[TASK GOAL] Search the data for the word "about". Reproduce every line where it is found.

[RECORDED INFORMATION]

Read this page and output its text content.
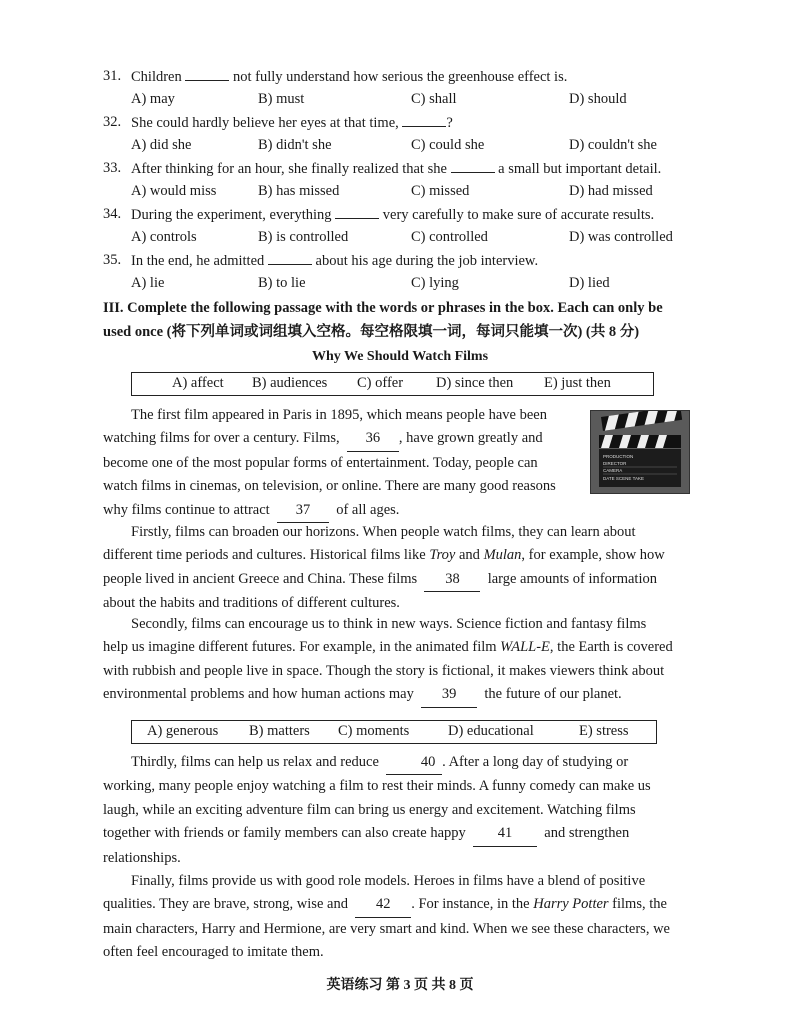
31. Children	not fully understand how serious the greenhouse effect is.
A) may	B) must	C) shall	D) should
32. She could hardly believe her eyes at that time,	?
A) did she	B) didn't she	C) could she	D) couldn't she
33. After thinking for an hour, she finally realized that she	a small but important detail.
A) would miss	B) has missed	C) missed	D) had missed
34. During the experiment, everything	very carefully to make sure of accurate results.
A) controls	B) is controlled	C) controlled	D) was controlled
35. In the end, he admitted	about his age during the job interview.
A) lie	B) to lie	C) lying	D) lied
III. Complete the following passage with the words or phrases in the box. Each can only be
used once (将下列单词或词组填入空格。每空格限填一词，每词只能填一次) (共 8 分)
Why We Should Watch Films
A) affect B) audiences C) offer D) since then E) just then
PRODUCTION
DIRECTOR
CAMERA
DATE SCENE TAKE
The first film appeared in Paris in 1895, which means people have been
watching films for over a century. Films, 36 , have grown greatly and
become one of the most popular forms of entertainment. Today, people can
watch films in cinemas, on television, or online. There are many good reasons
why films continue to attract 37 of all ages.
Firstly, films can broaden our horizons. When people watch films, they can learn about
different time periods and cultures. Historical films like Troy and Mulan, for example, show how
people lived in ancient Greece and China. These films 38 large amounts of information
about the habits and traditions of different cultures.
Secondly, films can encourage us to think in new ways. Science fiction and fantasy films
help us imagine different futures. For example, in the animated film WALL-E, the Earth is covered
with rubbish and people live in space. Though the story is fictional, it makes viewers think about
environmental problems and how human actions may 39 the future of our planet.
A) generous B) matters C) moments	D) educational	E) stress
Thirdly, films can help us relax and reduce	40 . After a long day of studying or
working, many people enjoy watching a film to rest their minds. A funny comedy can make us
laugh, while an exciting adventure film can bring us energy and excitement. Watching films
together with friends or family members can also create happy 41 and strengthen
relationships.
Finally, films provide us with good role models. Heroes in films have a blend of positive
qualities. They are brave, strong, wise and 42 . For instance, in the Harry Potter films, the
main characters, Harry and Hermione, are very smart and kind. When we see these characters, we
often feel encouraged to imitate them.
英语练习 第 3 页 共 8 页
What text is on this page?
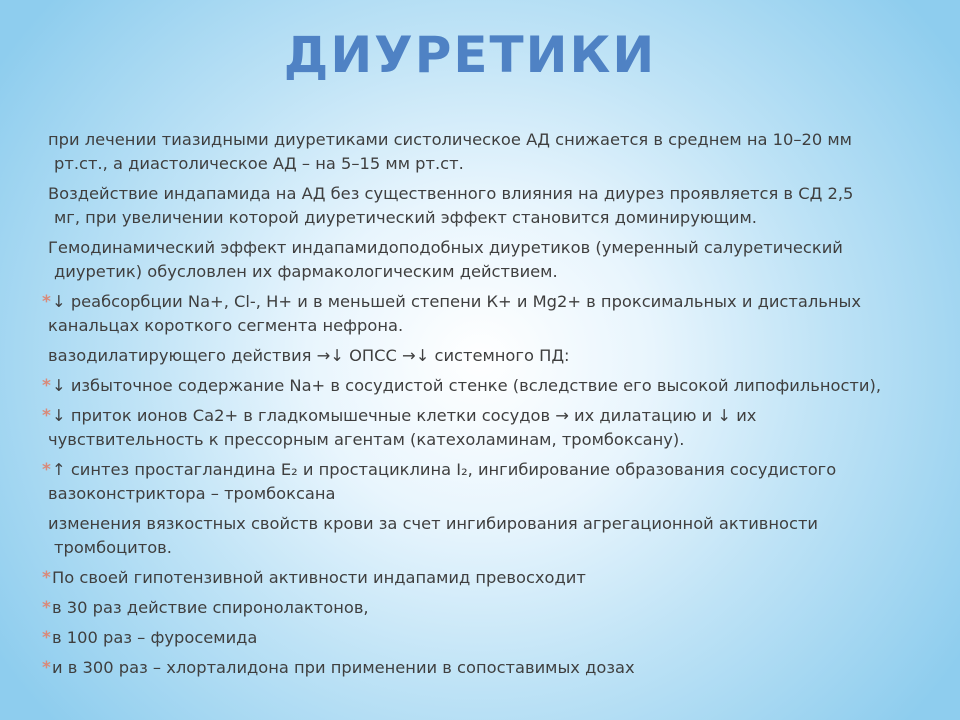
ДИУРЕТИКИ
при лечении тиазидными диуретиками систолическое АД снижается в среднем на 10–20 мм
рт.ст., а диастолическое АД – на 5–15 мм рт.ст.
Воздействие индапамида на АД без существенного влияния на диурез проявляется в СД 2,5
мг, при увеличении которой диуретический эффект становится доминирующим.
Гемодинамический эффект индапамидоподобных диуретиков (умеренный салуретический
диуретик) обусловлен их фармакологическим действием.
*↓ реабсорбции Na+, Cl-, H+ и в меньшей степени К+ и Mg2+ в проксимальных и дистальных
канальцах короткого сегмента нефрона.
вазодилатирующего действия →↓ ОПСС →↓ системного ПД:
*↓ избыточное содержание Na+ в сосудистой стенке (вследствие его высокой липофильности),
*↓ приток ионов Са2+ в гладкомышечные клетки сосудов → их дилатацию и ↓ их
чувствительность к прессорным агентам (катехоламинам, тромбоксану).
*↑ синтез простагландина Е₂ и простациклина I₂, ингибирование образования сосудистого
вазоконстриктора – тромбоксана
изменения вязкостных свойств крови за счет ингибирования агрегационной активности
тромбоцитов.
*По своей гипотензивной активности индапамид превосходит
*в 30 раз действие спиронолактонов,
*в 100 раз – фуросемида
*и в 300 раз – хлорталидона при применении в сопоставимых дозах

[TASK RESULT]
35. In the end, he admitted	about his age during the job interview.
Firstly, films can broaden our horizons. When people watch films, they can learn about
about the habits and traditions of different cultures.
with rubbish and people live in space. Though the story is fictional, it makes viewers think about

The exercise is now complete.